• _Supplied entries_:
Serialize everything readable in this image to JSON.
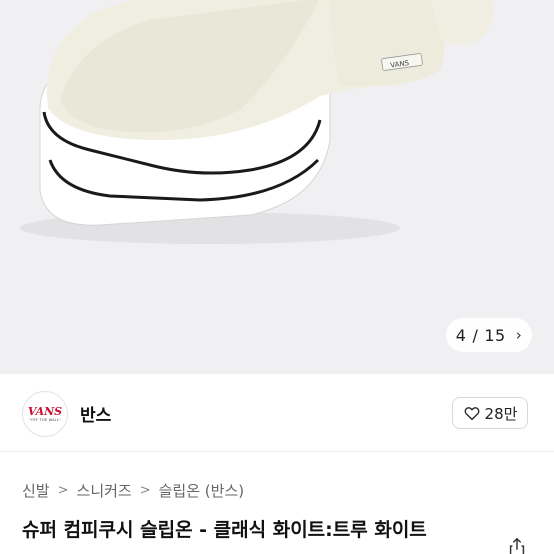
{
  "gallery": {
    "current": "4",
    "divider": "/",
    "total": "15",
    "next_icon": "chevron-right-icon",
    "brand_tag_on_shoe": "VANS"
  },
  "seller": {
    "avatar_logo": "VANS",
    "avatar_tagline": "\"OFF THE WALL\"",
    "name": "반스",
    "likes": "28만",
    "like_icon": "heart-outline-icon"
  },
  "breadcrumb": [
    "신발",
    "스니커즈",
    "슬립온 (반스)"
  ],
  "product": {
    "title": "슈퍼 컴피쿠시 슬립온 - 클래식 화이트:트루 화이트",
    "share_icon": "share-icon"
  }
}
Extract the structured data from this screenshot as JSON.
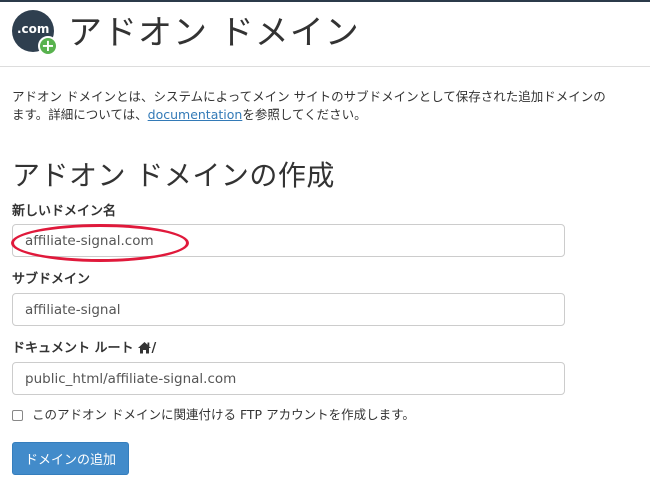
{
  "header": {
    "title": "アドオン ドメイン",
    "icon": "addon-domain-icon",
    "icon_text": ".com",
    "icon_badge": "+"
  },
  "description": {
    "text_before_link": "アドオン ドメインとは、システムによってメイン サイトのサブドメインとして保存された追加ドメインの\nます。詳細については、",
    "link_text": "documentation",
    "text_after_link": "を参照してください。"
  },
  "form": {
    "section_title": "アドオン ドメインの作成",
    "new_domain": {
      "label": "新しいドメイン名",
      "value": "affiliate-signal.com"
    },
    "subdomain": {
      "label": "サブドメイン",
      "value": "affiliate-signal"
    },
    "document_root": {
      "label_before_icon": "ドキュメント ルート",
      "icon": "home-icon",
      "label_after_icon": "/",
      "value": "public_html/affiliate-signal.com"
    },
    "ftp_checkbox": {
      "checked": false,
      "label": "このアドオン ドメインに関連付ける FTP アカウントを作成します。"
    },
    "submit_label": "ドメインの追加"
  },
  "colors": {
    "accent": "#428bca",
    "link": "#337ab7",
    "highlight": "#e0193b",
    "icon_bg": "#2f3f4f",
    "icon_badge": "#58b24e"
  }
}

• _Short task_: Copy each line holding the word "signal" from the listing above.

• _Answer to the problem_:
      "value": "affiliate-signal.com"
      "value": "affiliate-signal"
      "value": "public_html/affiliate-signal.com"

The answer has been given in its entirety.